WHAT YOU ARE ASKED TO DO: Reproduce all the entries precisely.

SOURCE MATERIAL:
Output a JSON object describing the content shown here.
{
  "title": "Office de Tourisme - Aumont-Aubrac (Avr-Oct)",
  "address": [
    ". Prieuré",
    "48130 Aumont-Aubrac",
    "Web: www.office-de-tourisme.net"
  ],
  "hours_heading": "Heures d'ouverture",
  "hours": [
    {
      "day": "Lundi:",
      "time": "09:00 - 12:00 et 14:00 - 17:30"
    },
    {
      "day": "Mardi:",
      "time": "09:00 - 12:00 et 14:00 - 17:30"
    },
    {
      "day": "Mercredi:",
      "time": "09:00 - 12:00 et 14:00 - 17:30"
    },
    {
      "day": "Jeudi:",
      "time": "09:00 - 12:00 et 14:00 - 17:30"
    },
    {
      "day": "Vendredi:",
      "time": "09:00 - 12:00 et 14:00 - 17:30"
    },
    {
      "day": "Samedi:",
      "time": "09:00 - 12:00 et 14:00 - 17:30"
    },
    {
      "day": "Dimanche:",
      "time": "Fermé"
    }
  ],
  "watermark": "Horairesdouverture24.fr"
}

WORKED ANSWER:
Output a JSON object describing the content shown here.
{
  "title": "Office de Tourisme - Aumont-Aubrac (Avr-Oct)",
  "address": [
    ". Prieuré",
    "48130 Aumont-Aubrac",
    "Web: www.office-de-tourisme.net"
  ],
  "hours_heading": "Heures d'ouverture",
  "hours": [
    {
      "day": "Lundi:",
      "time": "09:00 - 12:00 et 14:00 - 17:30"
    },
    {
      "day": "Mardi:",
      "time": "09:00 - 12:00 et 14:00 - 17:30"
    },
    {
      "day": "Mercredi:",
      "time": "09:00 - 12:00 et 14:00 - 17:30"
    },
    {
      "day": "Jeudi:",
      "time": "09:00 - 12:00 et 14:00 - 17:30"
    },
    {
      "day": "Vendredi:",
      "time": "09:00 - 12:00 et 14:00 - 17:30"
    },
    {
      "day": "Samedi:",
      "time": "09:00 - 12:00 et 14:00 - 17:30"
    },
    {
      "day": "Dimanche:",
      "time": "Fermé"
    }
  ],
  "watermark": "Horairesdouverture24.fr"
}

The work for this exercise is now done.